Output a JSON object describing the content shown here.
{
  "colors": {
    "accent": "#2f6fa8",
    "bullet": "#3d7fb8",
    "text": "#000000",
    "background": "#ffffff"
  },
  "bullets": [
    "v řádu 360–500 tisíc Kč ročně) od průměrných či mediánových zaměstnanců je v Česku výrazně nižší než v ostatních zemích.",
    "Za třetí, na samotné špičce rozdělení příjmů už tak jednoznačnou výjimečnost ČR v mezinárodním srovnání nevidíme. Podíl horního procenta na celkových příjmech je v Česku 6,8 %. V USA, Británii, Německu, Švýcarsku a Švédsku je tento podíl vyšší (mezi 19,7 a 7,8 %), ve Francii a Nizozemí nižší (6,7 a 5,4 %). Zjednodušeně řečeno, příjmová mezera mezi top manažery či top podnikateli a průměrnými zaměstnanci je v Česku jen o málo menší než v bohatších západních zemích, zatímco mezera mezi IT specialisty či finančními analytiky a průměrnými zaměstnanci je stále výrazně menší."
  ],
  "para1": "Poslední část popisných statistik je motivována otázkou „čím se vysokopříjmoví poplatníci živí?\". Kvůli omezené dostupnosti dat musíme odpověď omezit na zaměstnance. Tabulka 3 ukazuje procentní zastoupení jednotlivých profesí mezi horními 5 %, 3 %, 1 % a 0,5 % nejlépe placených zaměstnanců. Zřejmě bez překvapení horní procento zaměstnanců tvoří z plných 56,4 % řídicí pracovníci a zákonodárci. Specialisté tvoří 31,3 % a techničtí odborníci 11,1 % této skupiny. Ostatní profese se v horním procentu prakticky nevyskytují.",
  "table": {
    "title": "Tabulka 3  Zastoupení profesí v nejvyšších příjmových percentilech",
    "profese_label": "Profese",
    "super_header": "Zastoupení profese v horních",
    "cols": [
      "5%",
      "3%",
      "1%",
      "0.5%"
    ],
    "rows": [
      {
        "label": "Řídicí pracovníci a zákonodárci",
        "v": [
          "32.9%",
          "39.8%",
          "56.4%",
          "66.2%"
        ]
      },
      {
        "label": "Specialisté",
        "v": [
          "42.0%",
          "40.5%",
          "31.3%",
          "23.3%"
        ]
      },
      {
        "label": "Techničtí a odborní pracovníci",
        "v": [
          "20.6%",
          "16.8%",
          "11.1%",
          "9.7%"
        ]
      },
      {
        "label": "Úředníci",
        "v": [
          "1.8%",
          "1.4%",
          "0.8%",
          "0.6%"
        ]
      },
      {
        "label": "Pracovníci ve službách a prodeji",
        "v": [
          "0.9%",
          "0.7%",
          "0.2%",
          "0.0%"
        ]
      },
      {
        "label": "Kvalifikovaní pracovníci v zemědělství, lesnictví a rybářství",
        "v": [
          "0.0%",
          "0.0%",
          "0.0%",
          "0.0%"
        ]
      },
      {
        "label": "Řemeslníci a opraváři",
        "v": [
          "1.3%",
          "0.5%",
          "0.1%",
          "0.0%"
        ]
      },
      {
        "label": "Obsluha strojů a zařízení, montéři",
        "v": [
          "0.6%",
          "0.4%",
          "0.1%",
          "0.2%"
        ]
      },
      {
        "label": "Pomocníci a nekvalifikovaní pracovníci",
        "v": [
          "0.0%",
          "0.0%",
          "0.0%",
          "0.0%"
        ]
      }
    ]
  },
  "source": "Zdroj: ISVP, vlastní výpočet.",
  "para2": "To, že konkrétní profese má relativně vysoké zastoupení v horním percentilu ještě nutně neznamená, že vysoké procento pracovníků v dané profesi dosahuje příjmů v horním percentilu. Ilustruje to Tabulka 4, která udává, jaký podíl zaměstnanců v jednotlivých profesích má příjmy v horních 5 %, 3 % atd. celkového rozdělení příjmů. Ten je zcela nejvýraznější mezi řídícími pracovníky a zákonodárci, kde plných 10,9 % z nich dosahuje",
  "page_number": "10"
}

* * *

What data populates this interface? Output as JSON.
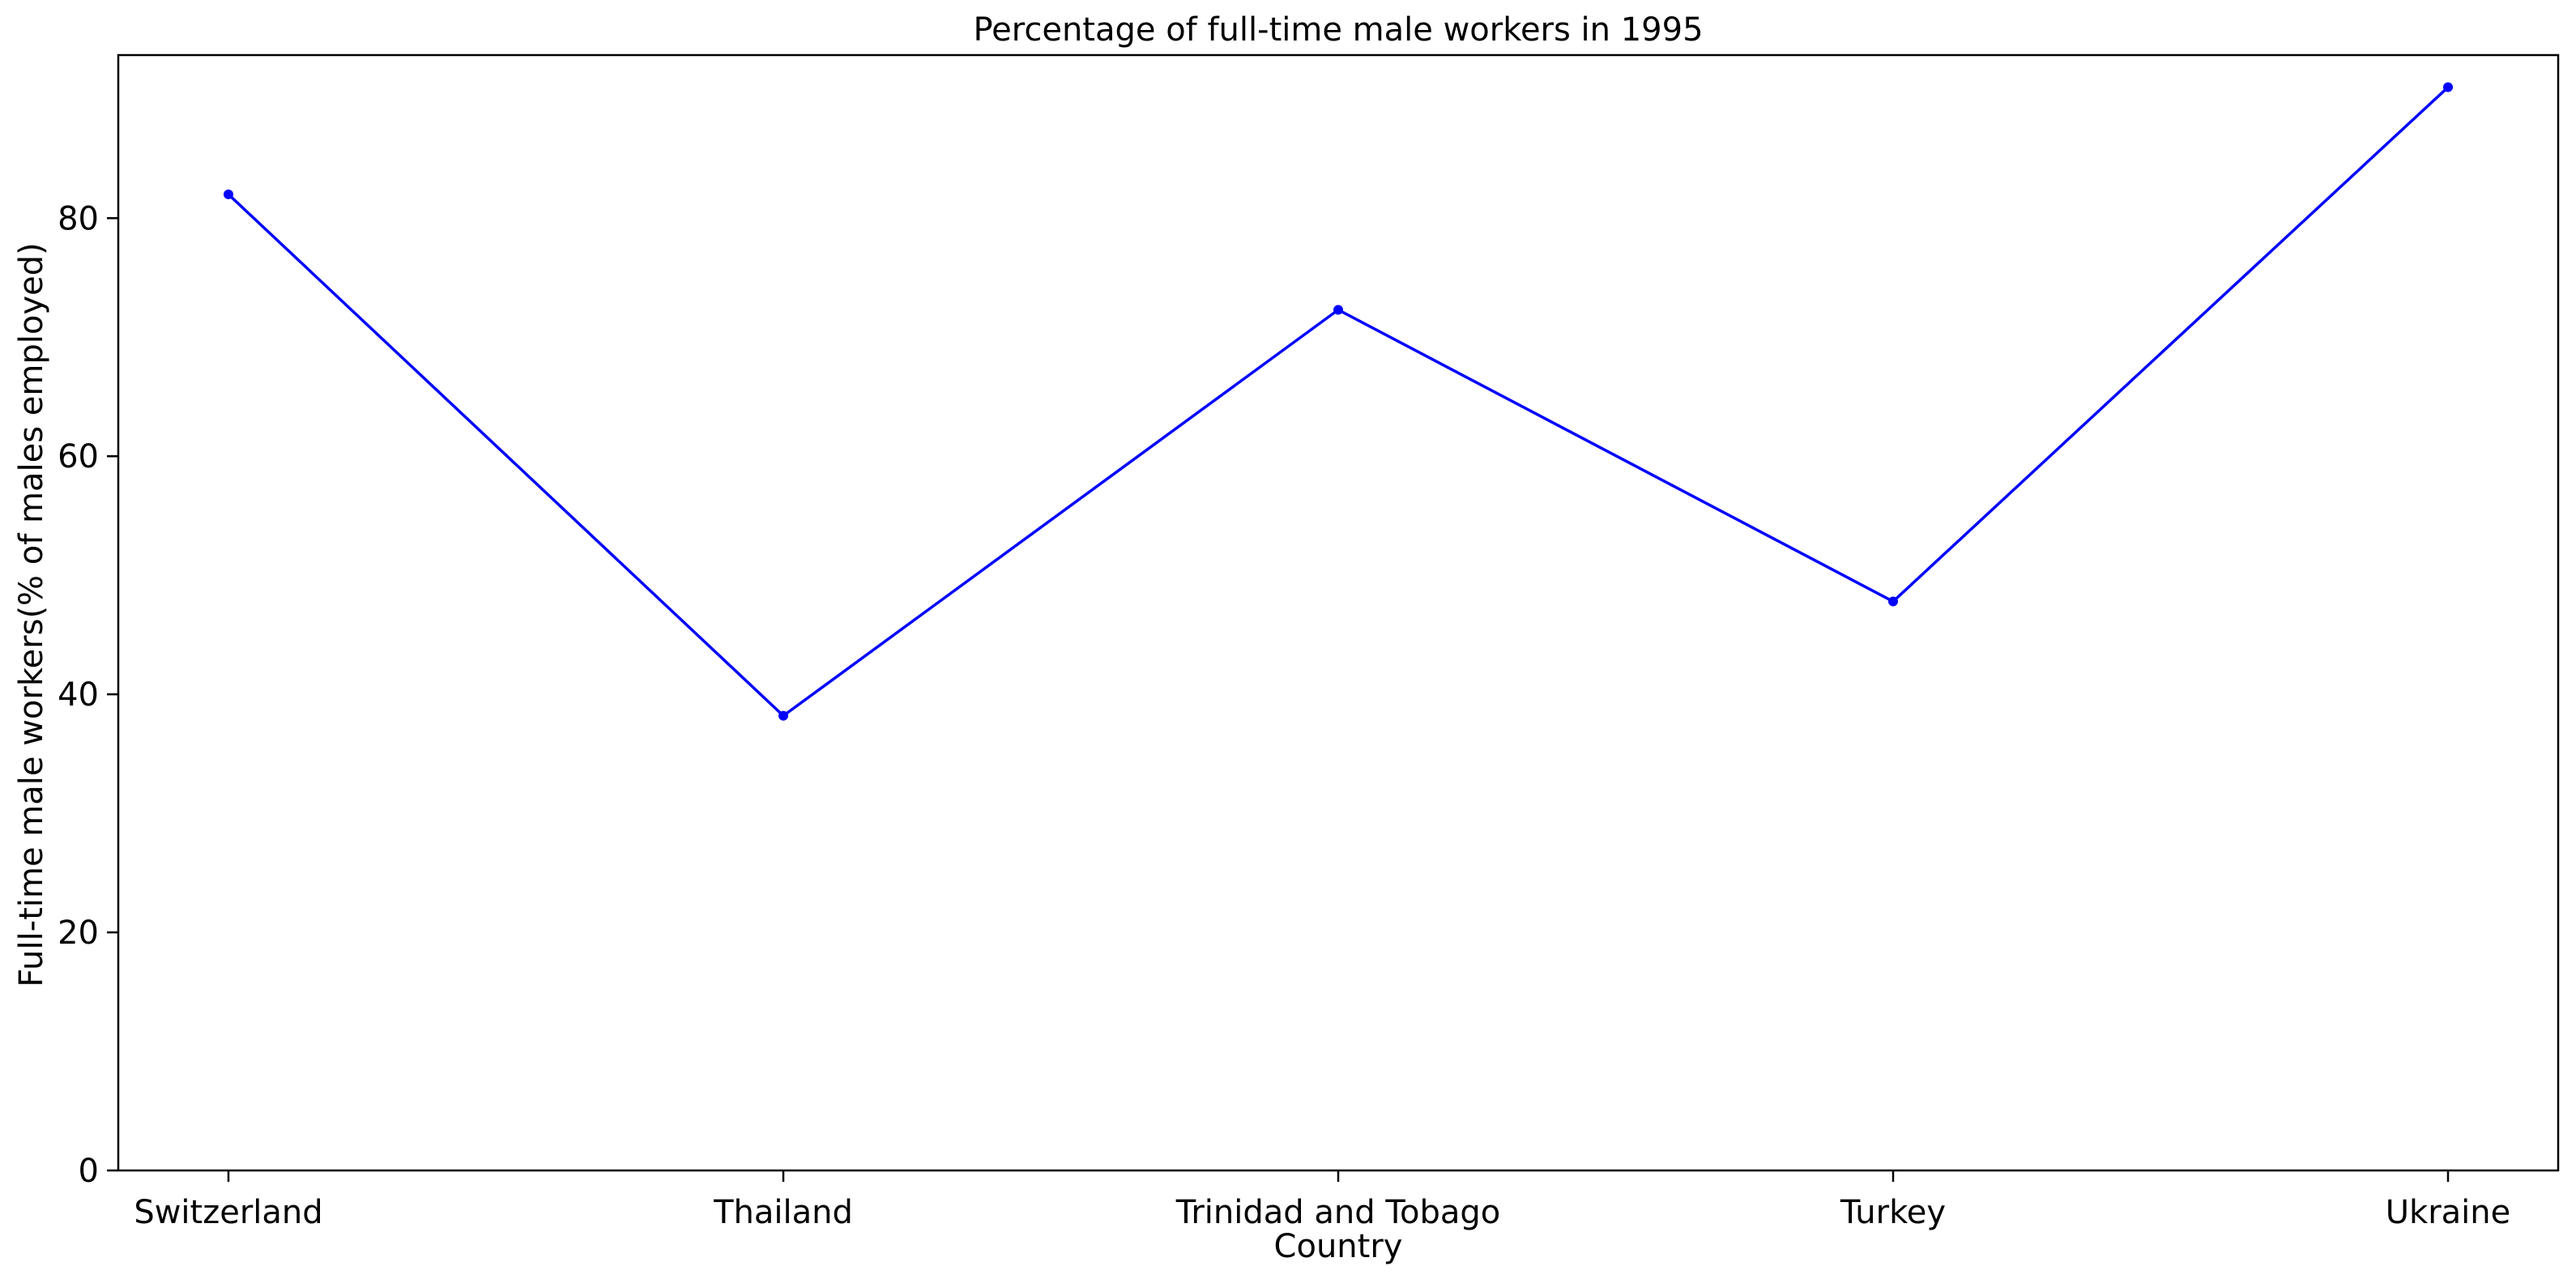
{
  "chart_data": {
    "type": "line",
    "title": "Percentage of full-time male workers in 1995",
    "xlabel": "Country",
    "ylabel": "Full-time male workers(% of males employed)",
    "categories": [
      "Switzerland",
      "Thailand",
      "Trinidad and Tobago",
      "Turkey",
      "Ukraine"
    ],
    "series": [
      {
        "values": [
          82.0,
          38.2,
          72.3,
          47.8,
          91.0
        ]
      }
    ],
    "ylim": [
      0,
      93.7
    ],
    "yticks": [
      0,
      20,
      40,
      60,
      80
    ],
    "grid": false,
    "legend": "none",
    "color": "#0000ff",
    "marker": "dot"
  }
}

(Task description):
Where a line in the material contains "jednotlivých", copy that line.

(Exercise output):
  "para1": "Poslední část popisných statistik je motivována otázkou „čím se vysokopříjmoví poplatníci živí?\". Kvůli omezené dostupnosti dat musíme odpověď omezit na zaměstnance. Tabulka 3 ukazuje procentní zastoupení jednotlivých profesí mezi horními 5 %, 3 %, 1 % a 0,5 % nejlépe placených zaměstnanců. Zřejmě bez překvapení horní procento zaměstnanců tvoří z plných 56,4 % řídicí pracovníci a zákonodárci. Specialisté tvoří 31,3 % a techničtí odborníci 11,1 % této skupiny. Ostatní profese se v horním procentu prakticky nevyskytují.",
  "para2": "To, že konkrétní profese má relativně vysoké zastoupení v horním percentilu ještě nutně neznamená, že vysoké procento pracovníků v dané profesi dosahuje příjmů v horním percentilu. Ilustruje to Tabulka 4, která udává, jaký podíl zaměstnanců v jednotlivých profesích má příjmy v horních 5 %, 3 % atd. celkového rozdělení příjmů. Ten je zcela nejvýraznější mezi řídícími pracovníky a zákonodárci, kde plných 10,9 % z nich dosahuje",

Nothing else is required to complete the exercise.